▼▼▼
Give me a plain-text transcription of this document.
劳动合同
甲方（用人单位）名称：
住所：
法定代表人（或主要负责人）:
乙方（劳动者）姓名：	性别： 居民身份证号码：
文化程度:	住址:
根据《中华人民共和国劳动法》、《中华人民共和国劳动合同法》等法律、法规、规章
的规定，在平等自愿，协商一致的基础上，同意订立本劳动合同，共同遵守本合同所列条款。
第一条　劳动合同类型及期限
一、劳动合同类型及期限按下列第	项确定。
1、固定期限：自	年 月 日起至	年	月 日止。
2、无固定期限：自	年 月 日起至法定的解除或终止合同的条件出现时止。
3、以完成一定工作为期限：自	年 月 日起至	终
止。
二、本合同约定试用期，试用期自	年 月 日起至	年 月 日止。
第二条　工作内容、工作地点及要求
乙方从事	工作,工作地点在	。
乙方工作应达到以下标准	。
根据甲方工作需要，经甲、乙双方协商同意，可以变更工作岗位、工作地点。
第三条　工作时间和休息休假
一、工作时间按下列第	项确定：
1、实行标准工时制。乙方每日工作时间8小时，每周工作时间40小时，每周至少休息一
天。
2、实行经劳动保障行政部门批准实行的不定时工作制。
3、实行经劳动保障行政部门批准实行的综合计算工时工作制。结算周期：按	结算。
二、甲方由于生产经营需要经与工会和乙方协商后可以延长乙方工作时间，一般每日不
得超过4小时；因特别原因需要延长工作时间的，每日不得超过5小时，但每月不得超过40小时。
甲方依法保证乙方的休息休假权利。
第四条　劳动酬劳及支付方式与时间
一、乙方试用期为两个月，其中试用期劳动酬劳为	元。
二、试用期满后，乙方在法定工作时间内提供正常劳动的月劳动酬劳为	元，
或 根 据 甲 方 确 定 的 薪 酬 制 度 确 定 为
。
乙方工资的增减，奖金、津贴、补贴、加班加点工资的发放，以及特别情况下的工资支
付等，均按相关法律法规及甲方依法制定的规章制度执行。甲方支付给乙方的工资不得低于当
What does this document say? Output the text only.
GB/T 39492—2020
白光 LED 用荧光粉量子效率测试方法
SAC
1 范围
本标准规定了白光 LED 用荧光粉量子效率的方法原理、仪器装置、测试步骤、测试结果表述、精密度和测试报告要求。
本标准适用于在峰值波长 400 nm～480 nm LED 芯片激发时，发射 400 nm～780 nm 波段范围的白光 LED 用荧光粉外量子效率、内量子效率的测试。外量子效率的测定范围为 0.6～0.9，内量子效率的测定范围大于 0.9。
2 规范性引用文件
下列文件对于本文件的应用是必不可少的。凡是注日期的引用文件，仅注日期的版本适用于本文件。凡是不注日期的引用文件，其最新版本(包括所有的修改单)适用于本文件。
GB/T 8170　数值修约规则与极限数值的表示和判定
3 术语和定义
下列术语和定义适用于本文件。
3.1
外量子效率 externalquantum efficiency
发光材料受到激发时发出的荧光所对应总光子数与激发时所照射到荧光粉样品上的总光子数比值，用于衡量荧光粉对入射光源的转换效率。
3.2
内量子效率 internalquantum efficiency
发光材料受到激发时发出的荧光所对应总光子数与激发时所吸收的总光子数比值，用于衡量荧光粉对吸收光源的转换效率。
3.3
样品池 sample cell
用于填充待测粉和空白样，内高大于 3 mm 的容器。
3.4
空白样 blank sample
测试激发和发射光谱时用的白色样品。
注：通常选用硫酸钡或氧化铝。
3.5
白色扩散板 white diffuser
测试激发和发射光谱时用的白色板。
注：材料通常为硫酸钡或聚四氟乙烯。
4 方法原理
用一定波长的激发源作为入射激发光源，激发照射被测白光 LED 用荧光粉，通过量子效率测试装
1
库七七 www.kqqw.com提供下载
▲▲▲
■ **What to do**
Look through the material above and pick out each line holding the word "text".

■ **Solution to this problem**
Give me a plain-text transcription of this document.
What does this document say? Output the text only.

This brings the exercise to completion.